Written request:
Leaving out every picture, quote the data below exactly as it appears.

START Data supplied

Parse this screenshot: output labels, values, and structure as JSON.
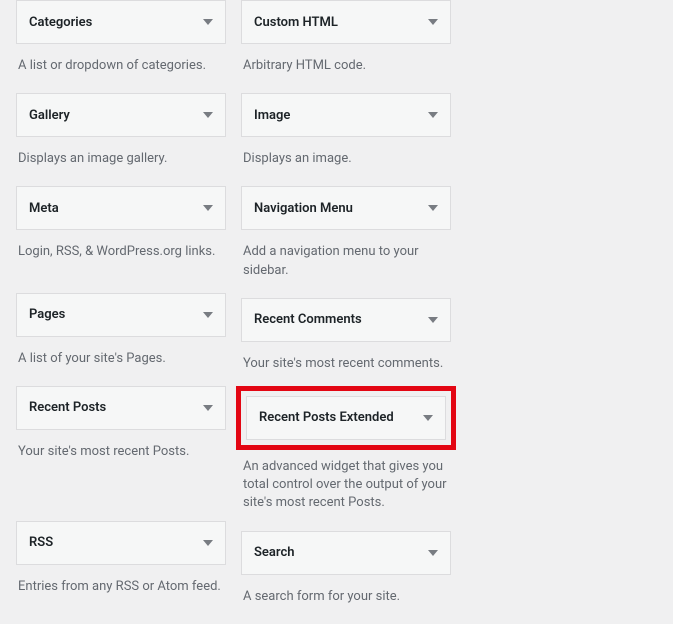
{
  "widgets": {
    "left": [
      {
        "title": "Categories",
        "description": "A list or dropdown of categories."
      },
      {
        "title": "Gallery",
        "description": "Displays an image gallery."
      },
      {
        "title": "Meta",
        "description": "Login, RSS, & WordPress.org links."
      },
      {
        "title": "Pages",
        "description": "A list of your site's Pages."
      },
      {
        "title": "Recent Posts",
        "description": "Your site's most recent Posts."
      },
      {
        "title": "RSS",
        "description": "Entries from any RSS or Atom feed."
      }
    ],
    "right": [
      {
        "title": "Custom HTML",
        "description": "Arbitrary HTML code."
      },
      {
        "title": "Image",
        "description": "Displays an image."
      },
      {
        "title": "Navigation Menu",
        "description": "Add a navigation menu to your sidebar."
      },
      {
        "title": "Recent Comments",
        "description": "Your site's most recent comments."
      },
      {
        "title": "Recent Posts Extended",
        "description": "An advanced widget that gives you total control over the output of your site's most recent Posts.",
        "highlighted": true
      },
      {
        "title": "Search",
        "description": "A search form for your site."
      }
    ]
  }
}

END Data supplied

Exercise output:
Parse this screenshot: output labels, values, and structure as JSON.
{
  "widgets": {
    "left": [
      {
        "title": "Categories",
        "description": "A list or dropdown of categories."
      },
      {
        "title": "Gallery",
        "description": "Displays an image gallery."
      },
      {
        "title": "Meta",
        "description": "Login, RSS, & WordPress.org links."
      },
      {
        "title": "Pages",
        "description": "A list of your site's Pages."
      },
      {
        "title": "Recent Posts",
        "description": "Your site's most recent Posts."
      },
      {
        "title": "RSS",
        "description": "Entries from any RSS or Atom feed."
      }
    ],
    "right": [
      {
        "title": "Custom HTML",
        "description": "Arbitrary HTML code."
      },
      {
        "title": "Image",
        "description": "Displays an image."
      },
      {
        "title": "Navigation Menu",
        "description": "Add a navigation menu to your sidebar."
      },
      {
        "title": "Recent Comments",
        "description": "Your site's most recent comments."
      },
      {
        "title": "Recent Posts Extended",
        "description": "An advanced widget that gives you total control over the output of your site's most recent Posts.",
        "highlighted": true
      },
      {
        "title": "Search",
        "description": "A search form for your site."
      }
    ]
  }
}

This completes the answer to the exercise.